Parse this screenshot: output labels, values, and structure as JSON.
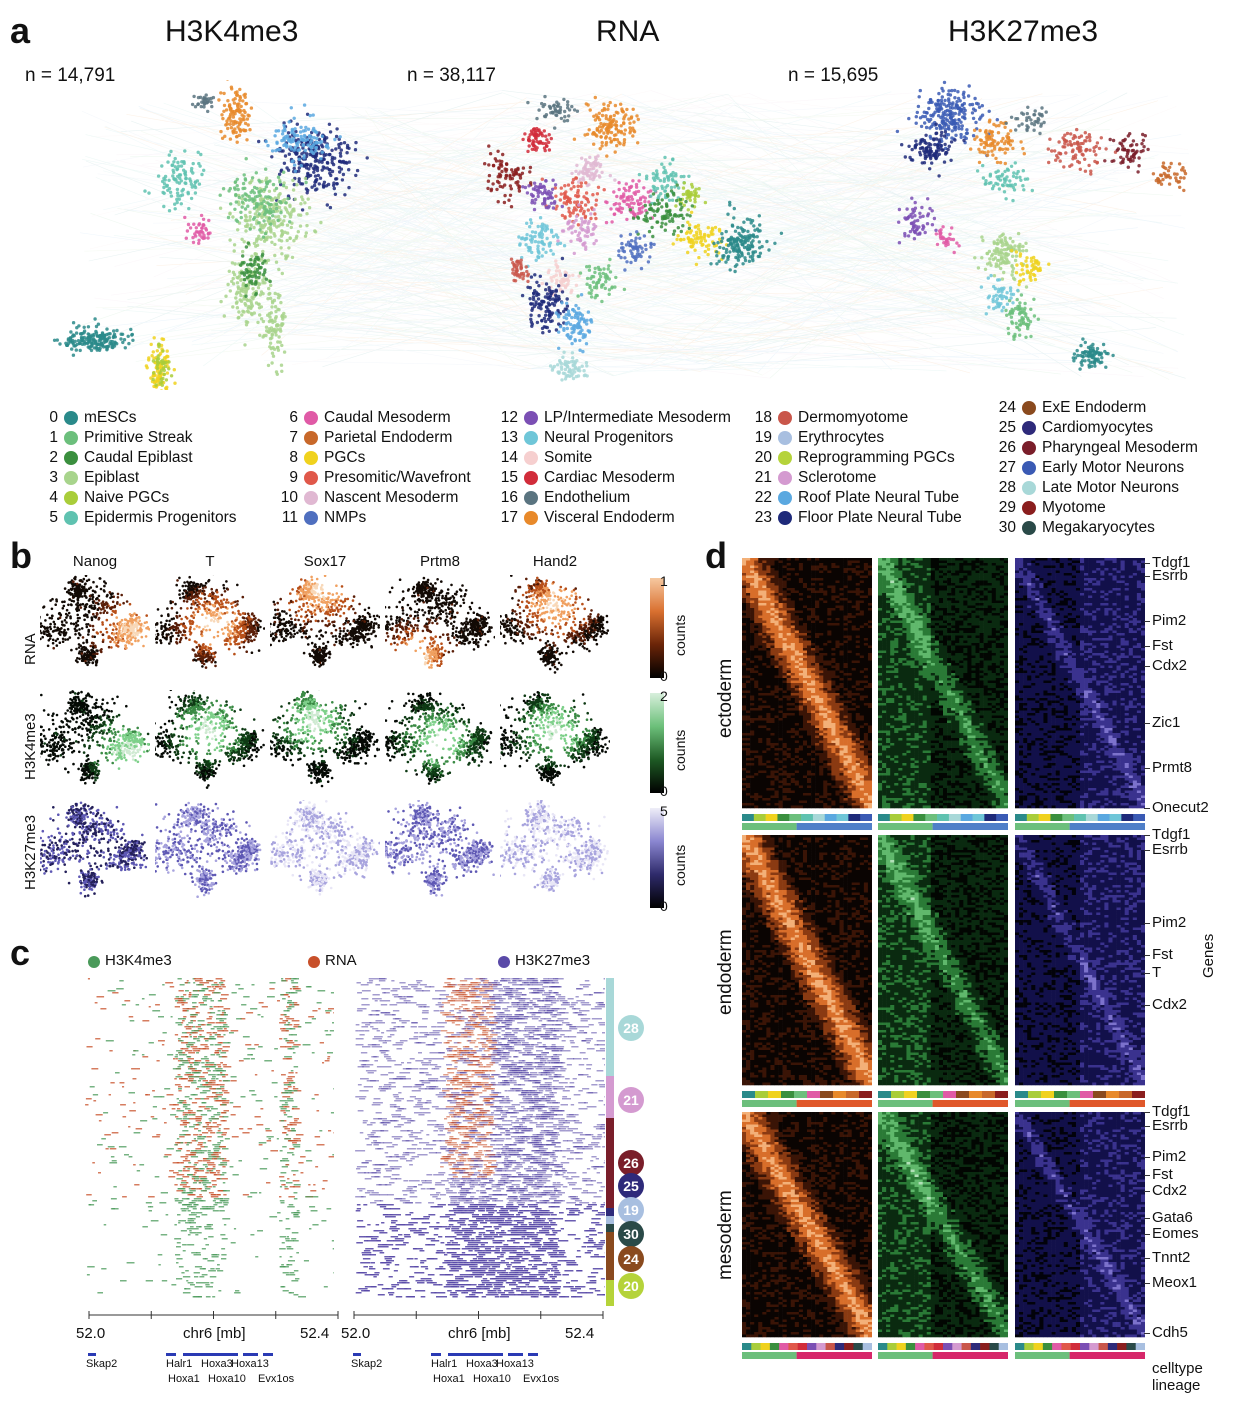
{
  "panels": {
    "a": "a",
    "b": "b",
    "c": "c",
    "d": "d"
  },
  "panel_a": {
    "titles": [
      "H3K4me3",
      "RNA",
      "H3K27me3"
    ],
    "counts": [
      "n = 14,791",
      "n = 38,117",
      "n = 15,695"
    ]
  },
  "legend": [
    {
      "num": "0",
      "label": "mESCs",
      "color": "#2a8a8a"
    },
    {
      "num": "1",
      "label": "Primitive Streak",
      "color": "#6cbf7c"
    },
    {
      "num": "2",
      "label": "Caudal Epiblast",
      "color": "#3a8f3e"
    },
    {
      "num": "3",
      "label": "Epiblast",
      "color": "#a8d48c"
    },
    {
      "num": "4",
      "label": "Naive PGCs",
      "color": "#a9cd3a"
    },
    {
      "num": "5",
      "label": "Epidermis Progenitors",
      "color": "#5fc2b0"
    },
    {
      "num": "6",
      "label": "Caudal Mesoderm",
      "color": "#e05aa6"
    },
    {
      "num": "7",
      "label": "Parietal Endoderm",
      "color": "#c8682a"
    },
    {
      "num": "8",
      "label": "PGCs",
      "color": "#f0d21e"
    },
    {
      "num": "9",
      "label": "Presomitic/Wavefront",
      "color": "#e0584a"
    },
    {
      "num": "10",
      "label": "Nascent Mesoderm",
      "color": "#e0b8d2"
    },
    {
      "num": "11",
      "label": "NMPs",
      "color": "#4f6fbf"
    },
    {
      "num": "12",
      "label": "LP/Intermediate Mesoderm",
      "color": "#7b4fb4"
    },
    {
      "num": "13",
      "label": "Neural Progenitors",
      "color": "#6fc6d8"
    },
    {
      "num": "14",
      "label": "Somite",
      "color": "#f6cfcf"
    },
    {
      "num": "15",
      "label": "Cardiac Mesoderm",
      "color": "#d12c3a"
    },
    {
      "num": "16",
      "label": "Endothelium",
      "color": "#5a7480"
    },
    {
      "num": "17",
      "label": "Visceral Endoderm",
      "color": "#e8892a"
    },
    {
      "num": "18",
      "label": "Dermomyotome",
      "color": "#c9564a"
    },
    {
      "num": "19",
      "label": "Erythrocytes",
      "color": "#a8bfe0"
    },
    {
      "num": "20",
      "label": "Reprogramming PGCs",
      "color": "#b5d33a"
    },
    {
      "num": "21",
      "label": "Sclerotome",
      "color": "#d49ad0"
    },
    {
      "num": "22",
      "label": "Roof Plate Neural Tube",
      "color": "#5aa8e0"
    },
    {
      "num": "23",
      "label": "Floor Plate Neural Tube",
      "color": "#1e2a7a"
    },
    {
      "num": "24",
      "label": "ExE Endoderm",
      "color": "#8a4a1e"
    },
    {
      "num": "25",
      "label": "Cardiomyocytes",
      "color": "#2e2a7a"
    },
    {
      "num": "26",
      "label": "Pharyngeal Mesoderm",
      "color": "#7a1e2a"
    },
    {
      "num": "27",
      "label": "Early Motor Neurons",
      "color": "#3a5ab4"
    },
    {
      "num": "28",
      "label": "Late Motor Neurons",
      "color": "#a8d8d8"
    },
    {
      "num": "29",
      "label": "Myotome",
      "color": "#8a1e1e"
    },
    {
      "num": "30",
      "label": "Megakaryocytes",
      "color": "#2a4a48"
    }
  ],
  "panel_b": {
    "genes": [
      "Nanog",
      "T",
      "Sox17",
      "Prtm8",
      "Hand2"
    ],
    "rows": [
      "RNA",
      "H3K4me3",
      "H3K27me3"
    ],
    "colorbars": [
      {
        "max": "1",
        "min": "0",
        "label": "counts"
      },
      {
        "max": "2",
        "min": "0",
        "label": "counts"
      },
      {
        "max": "5",
        "min": "0",
        "label": "counts"
      }
    ]
  },
  "panel_c": {
    "legend": [
      "H3K4me3",
      "RNA",
      "H3K27me3"
    ],
    "legend_colors": [
      "#4a9a5a",
      "#c8502a",
      "#5a4aa8"
    ],
    "axis": {
      "left": "52.0",
      "mid": "chr6 [mb]",
      "right": "52.4"
    },
    "genes_top": [
      "Skap2",
      "Halr1",
      "Hoxa3",
      "Hoxa13"
    ],
    "genes_bottom": [
      "Hoxa1",
      "Hoxa10",
      "Evx1os"
    ],
    "clusters": [
      {
        "num": "28",
        "color": "#a8d8d8"
      },
      {
        "num": "21",
        "color": "#d49ad0"
      },
      {
        "num": "26",
        "color": "#7a1e2a"
      },
      {
        "num": "25",
        "color": "#2e2a7a"
      },
      {
        "num": "19",
        "color": "#a8bfe0"
      },
      {
        "num": "30",
        "color": "#2a4a48"
      },
      {
        "num": "24",
        "color": "#8a4a1e"
      },
      {
        "num": "20",
        "color": "#b5d33a"
      }
    ]
  },
  "panel_d": {
    "lineages": [
      "ectoderm",
      "endoderm",
      "mesoderm"
    ],
    "genes": [
      [
        "Tdgf1",
        "Esrrb",
        "Pim2",
        "Fst",
        "Cdx2",
        "Zic1",
        "Prmt8",
        "Onecut2"
      ],
      [
        "Tdgf1",
        "Esrrb",
        "Pim2",
        "Fst",
        "T",
        "Cdx2"
      ],
      [
        "Tdgf1",
        "Esrrb",
        "Pim2",
        "Fst",
        "Cdx2",
        "Gata6",
        "Eomes",
        "Tnnt2",
        "Meox1",
        "Cdh5"
      ]
    ],
    "axis_label": "Genes",
    "bottom_labels": [
      "celltype",
      "lineage"
    ]
  }
}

**Required work**
Where a line above contains the string "Progenitors", copy that line.

**Problem solution**
      "label": "Epidermis Progenitors",
      "label": "Neural Progenitors",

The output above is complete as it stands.